■ Set exercise: Write the data out again exactly, with no pictures.

■ Given data:
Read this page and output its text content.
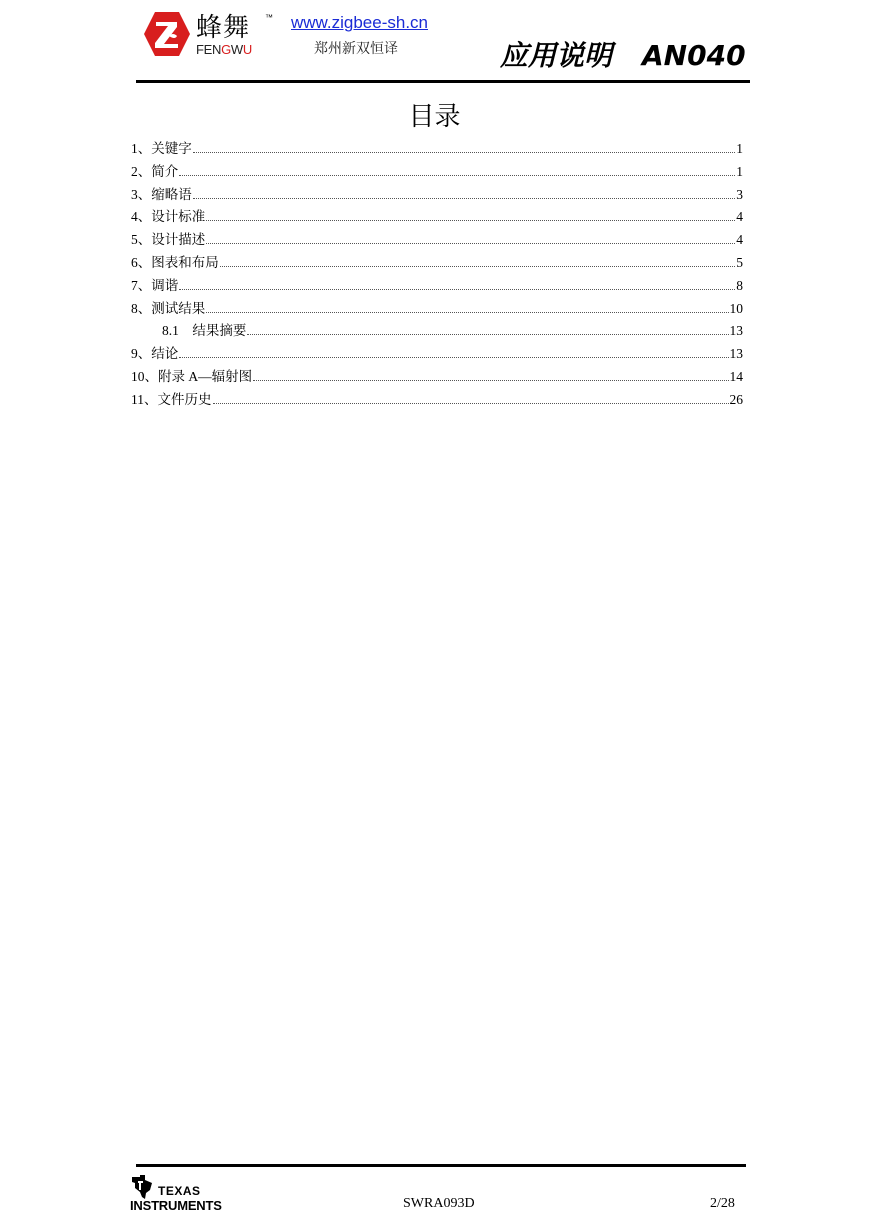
蜂舞 ™
FENGWU
www.zigbee-sh.cn
郑州新双恒译	应用说明 AN040
目录
1、关键字	1
2、简介	1
3、缩略语	3
4、设计标准	4
5、设计描述	4
6、图表和布局	5
7、调谐	8
8、测试结果	10
8.1　结果摘要	13
9、结论	13
10、附录 A—辐射图	14
11、文件历史	26
TEXAS
INSTRUMENTS	SWRA093D	2/28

■ Result for this task:
Read this page and output its text content.
蜂舞 ™
FENGWU
www.zigbee-sh.cn
郑州新双恒译	应用说明 AN040
目录
1、关键字	1
2、简介	1
3、缩略语	3
4、设计标准	4
5、设计描述	4
6、图表和布局	5
7、调谐	8
8、测试结果	10
8.1　结果摘要	13
9、结论	13
10、附录 A—辐射图	14
11、文件历史	26
TEXAS
INSTRUMENTS	SWRA093D	2/28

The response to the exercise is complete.